Required task:
Could you output each line of the data that follows exactly?

Records shown:

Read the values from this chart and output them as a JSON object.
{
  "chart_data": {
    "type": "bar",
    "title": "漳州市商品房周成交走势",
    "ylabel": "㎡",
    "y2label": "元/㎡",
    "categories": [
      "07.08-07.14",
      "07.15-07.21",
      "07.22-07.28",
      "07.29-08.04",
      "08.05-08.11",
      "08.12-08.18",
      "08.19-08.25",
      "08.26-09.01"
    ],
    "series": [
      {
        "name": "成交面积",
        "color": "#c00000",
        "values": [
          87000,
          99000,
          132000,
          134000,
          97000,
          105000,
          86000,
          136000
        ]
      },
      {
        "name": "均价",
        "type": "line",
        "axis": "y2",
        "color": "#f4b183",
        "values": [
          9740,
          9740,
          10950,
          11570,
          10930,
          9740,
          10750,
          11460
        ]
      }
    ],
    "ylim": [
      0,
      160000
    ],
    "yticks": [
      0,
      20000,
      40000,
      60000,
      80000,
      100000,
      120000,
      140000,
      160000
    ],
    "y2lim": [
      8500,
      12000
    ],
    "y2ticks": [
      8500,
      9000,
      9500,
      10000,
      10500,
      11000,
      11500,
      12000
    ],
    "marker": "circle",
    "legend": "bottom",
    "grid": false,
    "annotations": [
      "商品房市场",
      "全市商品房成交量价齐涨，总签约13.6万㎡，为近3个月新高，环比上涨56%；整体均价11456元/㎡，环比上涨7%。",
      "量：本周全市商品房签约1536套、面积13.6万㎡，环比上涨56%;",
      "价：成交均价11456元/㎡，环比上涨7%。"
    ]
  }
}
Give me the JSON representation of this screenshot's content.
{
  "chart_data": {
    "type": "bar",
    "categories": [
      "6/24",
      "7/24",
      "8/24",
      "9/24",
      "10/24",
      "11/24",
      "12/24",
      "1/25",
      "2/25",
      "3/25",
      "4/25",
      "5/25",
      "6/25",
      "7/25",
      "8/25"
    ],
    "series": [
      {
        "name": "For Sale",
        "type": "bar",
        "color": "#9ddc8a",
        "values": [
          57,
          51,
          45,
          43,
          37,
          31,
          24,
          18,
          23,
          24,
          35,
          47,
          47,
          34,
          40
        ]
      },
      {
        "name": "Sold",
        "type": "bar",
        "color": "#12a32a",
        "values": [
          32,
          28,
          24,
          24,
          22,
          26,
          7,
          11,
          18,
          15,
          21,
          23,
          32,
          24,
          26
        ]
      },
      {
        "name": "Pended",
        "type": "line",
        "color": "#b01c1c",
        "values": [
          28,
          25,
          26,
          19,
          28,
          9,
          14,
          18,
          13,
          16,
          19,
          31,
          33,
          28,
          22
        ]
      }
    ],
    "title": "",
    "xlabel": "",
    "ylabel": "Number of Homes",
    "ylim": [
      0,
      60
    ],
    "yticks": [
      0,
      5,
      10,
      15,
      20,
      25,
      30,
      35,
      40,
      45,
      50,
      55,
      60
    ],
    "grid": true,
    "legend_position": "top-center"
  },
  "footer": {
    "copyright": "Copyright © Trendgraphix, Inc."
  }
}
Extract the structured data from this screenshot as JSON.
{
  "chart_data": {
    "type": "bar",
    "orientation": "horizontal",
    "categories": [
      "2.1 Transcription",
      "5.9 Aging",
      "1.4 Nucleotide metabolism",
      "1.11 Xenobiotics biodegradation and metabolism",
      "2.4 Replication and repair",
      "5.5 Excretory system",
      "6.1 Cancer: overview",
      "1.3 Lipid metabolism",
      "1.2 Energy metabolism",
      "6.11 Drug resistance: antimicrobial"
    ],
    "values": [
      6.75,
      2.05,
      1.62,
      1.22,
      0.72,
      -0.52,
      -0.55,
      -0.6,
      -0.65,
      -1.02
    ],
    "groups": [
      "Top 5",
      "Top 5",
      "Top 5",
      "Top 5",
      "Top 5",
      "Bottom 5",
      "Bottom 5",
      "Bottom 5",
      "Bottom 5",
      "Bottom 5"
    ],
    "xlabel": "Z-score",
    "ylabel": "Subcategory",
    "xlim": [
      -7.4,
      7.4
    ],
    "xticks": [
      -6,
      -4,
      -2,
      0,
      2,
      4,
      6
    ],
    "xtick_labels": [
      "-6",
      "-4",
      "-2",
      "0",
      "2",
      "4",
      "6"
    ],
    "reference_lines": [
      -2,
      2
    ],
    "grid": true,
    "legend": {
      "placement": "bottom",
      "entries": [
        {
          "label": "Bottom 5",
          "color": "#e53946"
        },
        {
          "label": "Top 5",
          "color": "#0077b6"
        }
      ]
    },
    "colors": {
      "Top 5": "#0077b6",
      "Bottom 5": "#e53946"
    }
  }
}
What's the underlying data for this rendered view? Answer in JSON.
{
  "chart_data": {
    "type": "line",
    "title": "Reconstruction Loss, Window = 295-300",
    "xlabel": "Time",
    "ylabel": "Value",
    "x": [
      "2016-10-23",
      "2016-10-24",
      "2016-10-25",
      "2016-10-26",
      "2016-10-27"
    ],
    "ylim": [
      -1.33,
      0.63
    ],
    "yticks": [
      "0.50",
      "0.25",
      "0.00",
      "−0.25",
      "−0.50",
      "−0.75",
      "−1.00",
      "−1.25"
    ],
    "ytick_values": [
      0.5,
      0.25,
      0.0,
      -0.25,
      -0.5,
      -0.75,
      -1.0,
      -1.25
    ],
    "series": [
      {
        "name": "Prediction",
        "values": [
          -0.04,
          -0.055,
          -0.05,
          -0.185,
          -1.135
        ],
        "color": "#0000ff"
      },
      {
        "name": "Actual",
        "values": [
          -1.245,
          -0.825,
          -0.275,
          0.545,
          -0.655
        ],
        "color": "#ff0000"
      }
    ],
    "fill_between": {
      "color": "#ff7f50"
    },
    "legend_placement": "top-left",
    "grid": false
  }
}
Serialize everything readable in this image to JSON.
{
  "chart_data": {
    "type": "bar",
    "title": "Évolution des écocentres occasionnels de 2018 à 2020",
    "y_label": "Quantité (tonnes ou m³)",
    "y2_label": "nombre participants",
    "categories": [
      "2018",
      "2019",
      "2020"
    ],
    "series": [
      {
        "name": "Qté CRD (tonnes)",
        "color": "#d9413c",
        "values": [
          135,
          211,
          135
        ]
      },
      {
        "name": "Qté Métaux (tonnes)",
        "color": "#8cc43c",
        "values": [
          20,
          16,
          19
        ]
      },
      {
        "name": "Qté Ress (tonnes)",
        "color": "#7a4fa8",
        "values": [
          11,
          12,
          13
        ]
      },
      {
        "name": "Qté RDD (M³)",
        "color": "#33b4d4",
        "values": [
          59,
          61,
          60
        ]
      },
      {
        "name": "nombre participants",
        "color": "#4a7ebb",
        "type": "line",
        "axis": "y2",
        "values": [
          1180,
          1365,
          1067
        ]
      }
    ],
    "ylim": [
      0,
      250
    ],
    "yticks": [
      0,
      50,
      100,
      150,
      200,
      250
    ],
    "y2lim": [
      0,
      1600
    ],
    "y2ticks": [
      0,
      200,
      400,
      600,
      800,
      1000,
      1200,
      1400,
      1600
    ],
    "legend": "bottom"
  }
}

Expected answer:
Read the values from this chart and output them as a JSON object.
{
  "chart_data": {
    "type": "bar",
    "title": "漳州市商品房周成交走势",
    "ylabel": "㎡",
    "y2label": "元/㎡",
    "categories": [
      "07.08-07.14",
      "07.15-07.21",
      "07.22-07.28",
      "07.29-08.04",
      "08.05-08.11",
      "08.12-08.18",
      "08.19-08.25",
      "08.26-09.01"
    ],
    "series": [
      {
        "name": "成交面积",
        "color": "#c00000",
        "values": [
          87000,
          99000,
          132000,
          134000,
          97000,
          105000,
          86000,
          136000
        ]
      },
      {
        "name": "均价",
        "type": "line",
        "axis": "y2",
        "color": "#f4b183",
        "values": [
          9740,
          9740,
          10950,
          11570,
          10930,
          9740,
          10750,
          11460
        ]
      }
    ],
    "ylim": [
      0,
      160000
    ],
    "yticks": [
      0,
      20000,
      40000,
      60000,
      80000,
      100000,
      120000,
      140000,
      160000
    ],
    "y2lim": [
      8500,
      12000
    ],
    "y2ticks": [
      8500,
      9000,
      9500,
      10000,
      10500,
      11000,
      11500,
      12000
    ],
    "marker": "circle",
    "legend": "bottom",
    "grid": false,
    "annotations": [
      "商品房市场",
      "全市商品房成交量价齐涨，总签约13.6万㎡，为近3个月新高，环比上涨56%；整体均价11456元/㎡，环比上涨7%。",
      "量：本周全市商品房签约1536套、面积13.6万㎡，环比上涨56%;",
      "价：成交均价11456元/㎡，环比上涨7%。"
    ]
  }
}
Give me the JSON representation of this screenshot's content.
{
  "chart_data": {
    "type": "bar",
    "categories": [
      "6/24",
      "7/24",
      "8/24",
      "9/24",
      "10/24",
      "11/24",
      "12/24",
      "1/25",
      "2/25",
      "3/25",
      "4/25",
      "5/25",
      "6/25",
      "7/25",
      "8/25"
    ],
    "series": [
      {
        "name": "For Sale",
        "type": "bar",
        "color": "#9ddc8a",
        "values": [
          57,
          51,
          45,
          43,
          37,
          31,
          24,
          18,
          23,
          24,
          35,
          47,
          47,
          34,
          40
        ]
      },
      {
        "name": "Sold",
        "type": "bar",
        "color": "#12a32a",
        "values": [
          32,
          28,
          24,
          24,
          22,
          26,
          7,
          11,
          18,
          15,
          21,
          23,
          32,
          24,
          26
        ]
      },
      {
        "name": "Pended",
        "type": "line",
        "color": "#b01c1c",
        "values": [
          28,
          25,
          26,
          19,
          28,
          9,
          14,
          18,
          13,
          16,
          19,
          31,
          33,
          28,
          22
        ]
      }
    ],
    "title": "",
    "xlabel": "",
    "ylabel": "Number of Homes",
    "ylim": [
      0,
      60
    ],
    "yticks": [
      0,
      5,
      10,
      15,
      20,
      25,
      30,
      35,
      40,
      45,
      50,
      55,
      60
    ],
    "grid": true,
    "legend_position": "top-center"
  },
  "footer": {
    "copyright": "Copyright © Trendgraphix, Inc."
  }
}
Extract the structured data from this screenshot as JSON.
{
  "chart_data": {
    "type": "bar",
    "orientation": "horizontal",
    "categories": [
      "2.1 Transcription",
      "5.9 Aging",
      "1.4 Nucleotide metabolism",
      "1.11 Xenobiotics biodegradation and metabolism",
      "2.4 Replication and repair",
      "5.5 Excretory system",
      "6.1 Cancer: overview",
      "1.3 Lipid metabolism",
      "1.2 Energy metabolism",
      "6.11 Drug resistance: antimicrobial"
    ],
    "values": [
      6.75,
      2.05,
      1.62,
      1.22,
      0.72,
      -0.52,
      -0.55,
      -0.6,
      -0.65,
      -1.02
    ],
    "groups": [
      "Top 5",
      "Top 5",
      "Top 5",
      "Top 5",
      "Top 5",
      "Bottom 5",
      "Bottom 5",
      "Bottom 5",
      "Bottom 5",
      "Bottom 5"
    ],
    "xlabel": "Z-score",
    "ylabel": "Subcategory",
    "xlim": [
      -7.4,
      7.4
    ],
    "xticks": [
      -6,
      -4,
      -2,
      0,
      2,
      4,
      6
    ],
    "xtick_labels": [
      "-6",
      "-4",
      "-2",
      "0",
      "2",
      "4",
      "6"
    ],
    "reference_lines": [
      -2,
      2
    ],
    "grid": true,
    "legend": {
      "placement": "bottom",
      "entries": [
        {
          "label": "Bottom 5",
          "color": "#e53946"
        },
        {
          "label": "Top 5",
          "color": "#0077b6"
        }
      ]
    },
    "colors": {
      "Top 5": "#0077b6",
      "Bottom 5": "#e53946"
    }
  }
}
What's the underlying data for this rendered view? Answer in JSON.
{
  "chart_data": {
    "type": "line",
    "title": "Reconstruction Loss, Window = 295-300",
    "xlabel": "Time",
    "ylabel": "Value",
    "x": [
      "2016-10-23",
      "2016-10-24",
      "2016-10-25",
      "2016-10-26",
      "2016-10-27"
    ],
    "ylim": [
      -1.33,
      0.63
    ],
    "yticks": [
      "0.50",
      "0.25",
      "0.00",
      "−0.25",
      "−0.50",
      "−0.75",
      "−1.00",
      "−1.25"
    ],
    "ytick_values": [
      0.5,
      0.25,
      0.0,
      -0.25,
      -0.5,
      -0.75,
      -1.0,
      -1.25
    ],
    "series": [
      {
        "name": "Prediction",
        "values": [
          -0.04,
          -0.055,
          -0.05,
          -0.185,
          -1.135
        ],
        "color": "#0000ff"
      },
      {
        "name": "Actual",
        "values": [
          -1.245,
          -0.825,
          -0.275,
          0.545,
          -0.655
        ],
        "color": "#ff0000"
      }
    ],
    "fill_between": {
      "color": "#ff7f50"
    },
    "legend_placement": "top-left",
    "grid": false
  }
}
Serialize everything readable in this image to JSON.
{
  "chart_data": {
    "type": "bar",
    "title": "Évolution des écocentres occasionnels de 2018 à 2020",
    "y_label": "Quantité (tonnes ou m³)",
    "y2_label": "nombre participants",
    "categories": [
      "2018",
      "2019",
      "2020"
    ],
    "series": [
      {
        "name": "Qté CRD (tonnes)",
        "color": "#d9413c",
        "values": [
          135,
          211,
          135
        ]
      },
      {
        "name": "Qté Métaux (tonnes)",
        "color": "#8cc43c",
        "values": [
          20,
          16,
          19
        ]
      },
      {
        "name": "Qté Ress (tonnes)",
        "color": "#7a4fa8",
        "values": [
          11,
          12,
          13
        ]
      },
      {
        "name": "Qté RDD (M³)",
        "color": "#33b4d4",
        "values": [
          59,
          61,
          60
        ]
      },
      {
        "name": "nombre participants",
        "color": "#4a7ebb",
        "type": "line",
        "axis": "y2",
        "values": [
          1180,
          1365,
          1067
        ]
      }
    ],
    "ylim": [
      0,
      250
    ],
    "yticks": [
      0,
      50,
      100,
      150,
      200,
      250
    ],
    "y2lim": [
      0,
      1600
    ],
    "y2ticks": [
      0,
      200,
      400,
      600,
      800,
      1000,
      1200,
      1400,
      1600
    ],
    "legend": "bottom"
  }
}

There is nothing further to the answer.